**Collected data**
┄┄┄┄┄┄

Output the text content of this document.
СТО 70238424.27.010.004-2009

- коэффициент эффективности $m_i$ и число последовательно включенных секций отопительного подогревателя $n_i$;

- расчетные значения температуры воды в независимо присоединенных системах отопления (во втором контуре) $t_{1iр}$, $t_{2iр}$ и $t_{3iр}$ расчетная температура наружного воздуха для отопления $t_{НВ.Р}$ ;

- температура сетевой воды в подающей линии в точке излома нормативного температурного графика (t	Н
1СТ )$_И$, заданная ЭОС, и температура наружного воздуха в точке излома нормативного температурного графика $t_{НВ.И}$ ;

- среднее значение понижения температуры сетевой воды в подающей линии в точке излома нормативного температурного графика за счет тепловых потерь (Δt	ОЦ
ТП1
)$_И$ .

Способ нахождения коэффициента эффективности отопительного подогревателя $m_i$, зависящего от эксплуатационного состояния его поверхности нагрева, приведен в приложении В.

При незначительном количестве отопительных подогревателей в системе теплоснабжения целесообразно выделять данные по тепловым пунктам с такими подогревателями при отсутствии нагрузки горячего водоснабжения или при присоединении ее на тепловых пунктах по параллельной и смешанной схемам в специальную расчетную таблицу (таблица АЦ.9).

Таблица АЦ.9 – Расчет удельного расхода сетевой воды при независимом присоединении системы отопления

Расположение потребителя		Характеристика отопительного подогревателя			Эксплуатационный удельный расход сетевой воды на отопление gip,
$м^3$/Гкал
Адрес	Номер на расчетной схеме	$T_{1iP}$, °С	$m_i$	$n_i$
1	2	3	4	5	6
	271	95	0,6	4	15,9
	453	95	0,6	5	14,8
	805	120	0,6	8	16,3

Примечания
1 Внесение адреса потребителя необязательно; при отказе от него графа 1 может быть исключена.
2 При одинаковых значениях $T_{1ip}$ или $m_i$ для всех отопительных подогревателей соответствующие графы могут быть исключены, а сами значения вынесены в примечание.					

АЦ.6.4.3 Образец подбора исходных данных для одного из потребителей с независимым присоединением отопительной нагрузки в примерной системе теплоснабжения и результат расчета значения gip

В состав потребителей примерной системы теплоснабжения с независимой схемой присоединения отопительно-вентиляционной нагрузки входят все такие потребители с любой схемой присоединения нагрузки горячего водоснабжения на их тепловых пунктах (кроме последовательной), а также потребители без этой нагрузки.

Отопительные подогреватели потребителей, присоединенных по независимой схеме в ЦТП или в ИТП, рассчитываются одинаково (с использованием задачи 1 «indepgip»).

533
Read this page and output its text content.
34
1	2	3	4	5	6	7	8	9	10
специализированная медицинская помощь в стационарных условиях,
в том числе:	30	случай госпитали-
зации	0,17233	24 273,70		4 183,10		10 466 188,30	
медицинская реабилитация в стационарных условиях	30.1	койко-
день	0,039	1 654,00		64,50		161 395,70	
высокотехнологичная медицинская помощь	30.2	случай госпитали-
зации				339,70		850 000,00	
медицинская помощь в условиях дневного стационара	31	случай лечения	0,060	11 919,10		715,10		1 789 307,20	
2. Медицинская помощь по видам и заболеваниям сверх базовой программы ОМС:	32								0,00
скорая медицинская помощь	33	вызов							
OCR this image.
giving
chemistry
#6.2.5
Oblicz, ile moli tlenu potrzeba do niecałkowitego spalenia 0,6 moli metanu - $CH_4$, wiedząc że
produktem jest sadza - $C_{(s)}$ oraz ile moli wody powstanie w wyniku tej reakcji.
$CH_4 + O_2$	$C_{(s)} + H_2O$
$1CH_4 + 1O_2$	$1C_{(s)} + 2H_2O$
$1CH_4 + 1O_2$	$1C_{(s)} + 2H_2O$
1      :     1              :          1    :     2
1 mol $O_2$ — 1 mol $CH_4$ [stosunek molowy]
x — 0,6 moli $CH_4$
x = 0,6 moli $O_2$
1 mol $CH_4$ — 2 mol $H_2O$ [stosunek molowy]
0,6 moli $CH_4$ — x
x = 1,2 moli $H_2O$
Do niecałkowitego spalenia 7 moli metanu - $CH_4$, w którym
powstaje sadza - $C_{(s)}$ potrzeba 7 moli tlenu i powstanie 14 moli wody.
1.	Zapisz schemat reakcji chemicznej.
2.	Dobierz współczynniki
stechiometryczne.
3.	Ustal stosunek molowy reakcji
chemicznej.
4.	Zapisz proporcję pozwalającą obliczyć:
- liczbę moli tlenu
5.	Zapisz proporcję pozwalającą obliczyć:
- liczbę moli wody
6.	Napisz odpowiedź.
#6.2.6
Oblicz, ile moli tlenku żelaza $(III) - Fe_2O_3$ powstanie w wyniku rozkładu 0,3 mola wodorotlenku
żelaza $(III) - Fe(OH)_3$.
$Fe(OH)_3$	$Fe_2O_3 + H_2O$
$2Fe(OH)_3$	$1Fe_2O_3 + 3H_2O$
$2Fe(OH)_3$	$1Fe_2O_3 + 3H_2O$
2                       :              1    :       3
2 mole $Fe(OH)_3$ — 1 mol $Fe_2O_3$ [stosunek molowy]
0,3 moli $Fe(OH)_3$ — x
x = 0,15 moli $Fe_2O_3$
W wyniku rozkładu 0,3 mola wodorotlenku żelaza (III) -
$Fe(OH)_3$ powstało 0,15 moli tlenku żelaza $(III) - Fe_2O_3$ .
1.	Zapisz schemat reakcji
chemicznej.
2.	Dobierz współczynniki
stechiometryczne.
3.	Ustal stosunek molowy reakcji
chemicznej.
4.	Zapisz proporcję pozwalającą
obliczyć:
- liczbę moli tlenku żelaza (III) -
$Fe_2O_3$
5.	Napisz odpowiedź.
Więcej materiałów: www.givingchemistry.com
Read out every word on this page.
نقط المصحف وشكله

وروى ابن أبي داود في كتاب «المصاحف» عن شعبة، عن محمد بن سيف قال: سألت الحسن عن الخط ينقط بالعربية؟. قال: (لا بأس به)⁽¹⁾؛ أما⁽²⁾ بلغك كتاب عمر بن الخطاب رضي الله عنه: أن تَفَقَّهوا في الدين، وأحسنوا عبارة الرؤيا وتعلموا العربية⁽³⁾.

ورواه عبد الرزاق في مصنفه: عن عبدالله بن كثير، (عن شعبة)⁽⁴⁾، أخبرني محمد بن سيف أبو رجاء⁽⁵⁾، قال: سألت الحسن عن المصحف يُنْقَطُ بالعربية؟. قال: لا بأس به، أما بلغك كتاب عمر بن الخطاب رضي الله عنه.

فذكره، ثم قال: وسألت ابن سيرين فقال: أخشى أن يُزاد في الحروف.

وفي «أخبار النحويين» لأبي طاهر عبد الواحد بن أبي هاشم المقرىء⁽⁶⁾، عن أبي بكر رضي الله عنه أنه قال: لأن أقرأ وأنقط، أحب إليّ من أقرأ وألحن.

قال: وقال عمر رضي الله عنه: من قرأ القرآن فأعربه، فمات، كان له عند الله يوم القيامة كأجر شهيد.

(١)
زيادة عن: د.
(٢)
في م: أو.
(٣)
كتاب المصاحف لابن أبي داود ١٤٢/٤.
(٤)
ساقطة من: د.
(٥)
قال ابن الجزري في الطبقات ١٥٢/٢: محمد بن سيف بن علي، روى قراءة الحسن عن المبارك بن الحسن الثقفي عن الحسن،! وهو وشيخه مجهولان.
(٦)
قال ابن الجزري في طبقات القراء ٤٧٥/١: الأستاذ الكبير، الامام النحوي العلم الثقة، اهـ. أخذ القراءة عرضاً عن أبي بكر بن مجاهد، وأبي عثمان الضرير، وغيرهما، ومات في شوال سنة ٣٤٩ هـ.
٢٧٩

┄┄┄┄┄┄

**GOAL**
Whenever "независимой" turns up in a line, pick that line out.

**SOLUTION FOR THIS EXERCISE**
В состав потребителей примерной системы теплоснабжения с независимой схемой присоединения отопительно-вентиляционной нагрузки входят все такие потребители с любой схемой присоединения нагрузки горячего водоснабжения на их тепловых пунктах (кроме последовательной), а также потребители без этой нагрузки.
Отопительные подогреватели потребителей, присоединенных по независимой схеме в ЦТП или в ИТП, рассчитываются одинаково (с использованием задачи 1 «indepgip»).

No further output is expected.